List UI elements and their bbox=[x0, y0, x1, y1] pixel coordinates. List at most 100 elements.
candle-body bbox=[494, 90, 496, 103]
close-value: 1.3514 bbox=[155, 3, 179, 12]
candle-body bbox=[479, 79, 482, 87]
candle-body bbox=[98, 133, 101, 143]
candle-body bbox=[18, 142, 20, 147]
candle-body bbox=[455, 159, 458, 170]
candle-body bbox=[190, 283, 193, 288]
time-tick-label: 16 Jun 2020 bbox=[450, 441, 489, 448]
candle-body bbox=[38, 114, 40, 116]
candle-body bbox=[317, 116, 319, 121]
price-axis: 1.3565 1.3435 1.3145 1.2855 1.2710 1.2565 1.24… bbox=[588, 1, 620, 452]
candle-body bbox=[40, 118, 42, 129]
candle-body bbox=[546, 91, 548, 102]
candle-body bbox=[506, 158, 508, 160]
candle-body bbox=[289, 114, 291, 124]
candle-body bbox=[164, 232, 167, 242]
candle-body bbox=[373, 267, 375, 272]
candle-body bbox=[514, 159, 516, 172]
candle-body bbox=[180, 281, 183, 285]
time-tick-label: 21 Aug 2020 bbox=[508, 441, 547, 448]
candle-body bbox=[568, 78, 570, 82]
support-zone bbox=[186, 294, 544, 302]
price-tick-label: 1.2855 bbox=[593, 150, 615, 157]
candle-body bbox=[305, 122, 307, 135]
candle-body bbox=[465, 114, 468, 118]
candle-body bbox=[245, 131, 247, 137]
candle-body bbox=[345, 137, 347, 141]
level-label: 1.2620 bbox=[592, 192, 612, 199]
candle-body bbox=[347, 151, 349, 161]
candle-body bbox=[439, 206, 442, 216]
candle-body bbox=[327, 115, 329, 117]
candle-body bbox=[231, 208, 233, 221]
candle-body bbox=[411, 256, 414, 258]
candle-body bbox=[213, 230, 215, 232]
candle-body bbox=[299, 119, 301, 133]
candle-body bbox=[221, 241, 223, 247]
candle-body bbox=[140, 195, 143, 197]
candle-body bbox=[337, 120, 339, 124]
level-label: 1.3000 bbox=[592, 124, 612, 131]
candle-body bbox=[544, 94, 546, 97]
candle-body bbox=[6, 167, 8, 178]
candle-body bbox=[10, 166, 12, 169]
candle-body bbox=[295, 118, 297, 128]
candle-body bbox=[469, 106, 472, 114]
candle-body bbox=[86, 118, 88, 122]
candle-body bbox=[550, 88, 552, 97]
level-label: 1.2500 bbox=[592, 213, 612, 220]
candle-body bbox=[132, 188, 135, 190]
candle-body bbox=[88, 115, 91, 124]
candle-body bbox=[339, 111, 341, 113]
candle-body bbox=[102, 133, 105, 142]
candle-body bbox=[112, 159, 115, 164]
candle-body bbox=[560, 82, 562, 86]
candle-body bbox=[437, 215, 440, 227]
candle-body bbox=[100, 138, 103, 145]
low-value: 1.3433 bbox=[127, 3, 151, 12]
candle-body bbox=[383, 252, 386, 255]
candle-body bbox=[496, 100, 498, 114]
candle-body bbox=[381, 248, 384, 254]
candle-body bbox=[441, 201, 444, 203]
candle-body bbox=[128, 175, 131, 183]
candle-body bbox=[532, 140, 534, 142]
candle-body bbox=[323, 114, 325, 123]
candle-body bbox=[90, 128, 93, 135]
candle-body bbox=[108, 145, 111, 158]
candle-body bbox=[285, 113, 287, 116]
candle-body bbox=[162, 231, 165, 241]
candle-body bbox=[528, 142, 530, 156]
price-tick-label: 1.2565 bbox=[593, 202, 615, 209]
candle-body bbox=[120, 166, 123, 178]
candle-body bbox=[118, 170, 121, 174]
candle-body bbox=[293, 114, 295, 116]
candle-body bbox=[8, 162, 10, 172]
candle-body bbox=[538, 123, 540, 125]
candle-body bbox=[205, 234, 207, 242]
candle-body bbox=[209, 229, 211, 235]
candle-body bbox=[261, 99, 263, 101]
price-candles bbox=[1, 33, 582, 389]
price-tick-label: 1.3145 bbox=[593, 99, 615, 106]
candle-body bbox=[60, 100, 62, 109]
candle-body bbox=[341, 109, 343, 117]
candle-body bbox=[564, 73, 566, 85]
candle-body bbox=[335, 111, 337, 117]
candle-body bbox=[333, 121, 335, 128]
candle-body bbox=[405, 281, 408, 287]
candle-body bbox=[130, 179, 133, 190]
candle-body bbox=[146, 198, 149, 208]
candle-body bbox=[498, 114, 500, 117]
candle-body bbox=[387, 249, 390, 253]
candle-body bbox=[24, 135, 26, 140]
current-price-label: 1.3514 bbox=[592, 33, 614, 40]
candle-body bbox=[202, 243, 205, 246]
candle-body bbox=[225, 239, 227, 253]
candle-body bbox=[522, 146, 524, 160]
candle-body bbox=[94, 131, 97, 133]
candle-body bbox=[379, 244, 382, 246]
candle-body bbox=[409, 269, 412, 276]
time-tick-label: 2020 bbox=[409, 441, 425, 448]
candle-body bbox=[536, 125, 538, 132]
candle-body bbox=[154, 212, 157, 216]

====

**Written task:** Give every line of the material above as a JSON list of strings, one string per line, leaving out any blank lines.

**Expected output:**
[
  "List UI elements and their bbox=[x0, y0, x1, y1] pixel coordinates. List at most 100 elements.",
  "candle-body bbox=[494, 90, 496, 103]",
  "close-value: 1.3514 bbox=[155, 3, 179, 12]",
  "candle-body bbox=[479, 79, 482, 87]",
  "candle-body bbox=[98, 133, 101, 143]",
  "candle-body bbox=[18, 142, 20, 147]",
  "candle-body bbox=[455, 159, 458, 170]",
  "candle-body bbox=[190, 283, 193, 288]",
  "time-tick-label: 16 Jun 2020 bbox=[450, 441, 489, 448]",
  "candle-body bbox=[38, 114, 40, 116]",
  "candle-body bbox=[317, 116, 319, 121]",
  "price-axis: 1.3565 1.3435 1.3145 1.2855 1.2710 1.2565 1.24… bbox=[588, 1, 620, 452]",
  "candle-body bbox=[40, 118, 42, 129]",
  "candle-body bbox=[546, 91, 548, 102]",
  "candle-body bbox=[506, 158, 508, 160]",
  "candle-body bbox=[289, 114, 291, 124]",
  "candle-body bbox=[164, 232, 167, 242]",
  "candle-body bbox=[373, 267, 375, 272]",
  "candle-body bbox=[514, 159, 516, 172]",
  "candle-body bbox=[180, 281, 183, 285]",
  "time-tick-label: 21 Aug 2020 bbox=[508, 441, 547, 448]",
  "candle-body bbox=[568, 78, 570, 82]",
  "support-zone bbox=[186, 294, 544, 302]",
  "price-tick-label: 1.2855 bbox=[593, 150, 615, 157]",
  "candle-body bbox=[305, 122, 307, 135]",
  "candle-body bbox=[465, 114, 468, 118]",
  "candle-body bbox=[245, 131, 247, 137]",
  "candle-body bbox=[345, 137, 347, 141]",
  "level-label: 1.2620 bbox=[592, 192, 612, 199]",
  "candle-body bbox=[347, 151, 349, 161]",
  "candle-body bbox=[439, 206, 442, 216]",
  "candle-body bbox=[327, 115, 329, 117]",
  "candle-body bbox=[231, 208, 233, 221]",
  "candle-body bbox=[411, 256, 414, 258]",
  "candle-body bbox=[213, 230, 215, 232]",
  "candle-body bbox=[299, 119, 301, 133]",
  "candle-body bbox=[221, 241, 223, 247]",
  "candle-body bbox=[140, 195, 143, 197]",
  "candle-body bbox=[337, 120, 339, 124]",
  "level-label: 1.3000 bbox=[592, 124, 612, 131]",
  "candle-body bbox=[544, 94, 546, 97]",
  "candle-body bbox=[6, 167, 8, 178]",
  "candle-body bbox=[10, 166, 12, 169]",
  "candle-body bbox=[295, 118, 297, 128]",
  "candle-body bbox=[469, 106, 472, 114]",
  "candle-body bbox=[86, 118, 88, 122]",
  "candle-body bbox=[550, 88, 552, 97]",
  "level-label: 1.2500 bbox=[592, 213, 612, 220]",
  "candle-body bbox=[132, 188, 135, 190]",
  "candle-body bbox=[88, 115, 91, 124]",
  "candle-body bbox=[339, 111, 341, 113]",
  "candle-body bbox=[102, 133, 105, 142]",
  "candle-body bbox=[112, 159, 115, 164]",
  "candle-body bbox=[560, 82, 562, 86]",
  "candle-body bbox=[437, 215, 440, 227]",
  "candle-body bbox=[100, 138, 103, 145]",
  "low-value: 1.3433 bbox=[127, 3, 151, 12]",
  "candle-body bbox=[383, 252, 386, 255]",
  "candle-body bbox=[496, 100, 498, 114]",
  "candle-body bbox=[381, 248, 384, 254]",
  "candle-body bbox=[441, 201, 444, 203]",
  "candle-body bbox=[128, 175, 131, 183]",
  "candle-body bbox=[532, 140, 534, 142]",
  "candle-body bbox=[323, 114, 325, 123]",
  "candle-body bbox=[90, 128, 93, 135]",
  "candle-body bbox=[108, 145, 111, 158]",
  "candle-body bbox=[285, 113, 287, 116]",
  "candle-body bbox=[162, 231, 165, 241]",
  "candle-body bbox=[528, 142, 530, 156]",
  "price-tick-label: 1.2565 bbox=[593, 202, 615, 209]",
  "candle-body bbox=[120, 166, 123, 178]",
  "candle-body bbox=[118, 170, 121, 174]",
  "candle-body bbox=[293, 114, 295, 116]",
  "candle-body bbox=[8, 162, 10, 172]",
  "candle-body bbox=[538, 123, 540, 125]",
  "candle-body bbox=[205, 234, 207, 242]",
  "candle-body bbox=[209, 229, 211, 235]",
  "candle-body bbox=[261, 99, 263, 101]",
  "price-candles bbox=[1, 33, 582, 389]",
  "price-tick-label: 1.3145 bbox=[593, 99, 615, 106]",
  "candle-body bbox=[60, 100, 62, 109]",
  "candle-body bbox=[341, 109, 343, 117]",
  "candle-body bbox=[564, 73, 566, 85]",
  "candle-body bbox=[335, 111, 337, 117]",
  "candle-body bbox=[333, 121, 335, 128]",
  "candle-body bbox=[405, 281, 408, 287]",
  "candle-body bbox=[130, 179, 133, 190]",
  "candle-body bbox=[146, 198, 149, 208]",
  "candle-body bbox=[498, 114, 500, 117]",
  "candle-body bbox=[387, 249, 390, 253]",
  "candle-body bbox=[24, 135, 26, 140]",
  "current-price-label: 1.3514 bbox=[592, 33, 614, 40]",
  "candle-body bbox=[202, 243, 205, 246]",
  "candle-body bbox=[225, 239, 227, 253]",
  "candle-body bbox=[522, 146, 524, 160]",
  "candle-body bbox=[94, 131, 97, 133]",
  "candle-body bbox=[379, 244, 382, 246]",
  "candle-body bbox=[409, 269, 412, 276]",
  "time-tick-label: 2020 bbox=[409, 441, 425, 448]",
  "candle-body bbox=[536, 125, 538, 132]",
  "candle-body bbox=[154, 212, 157, 216]"
]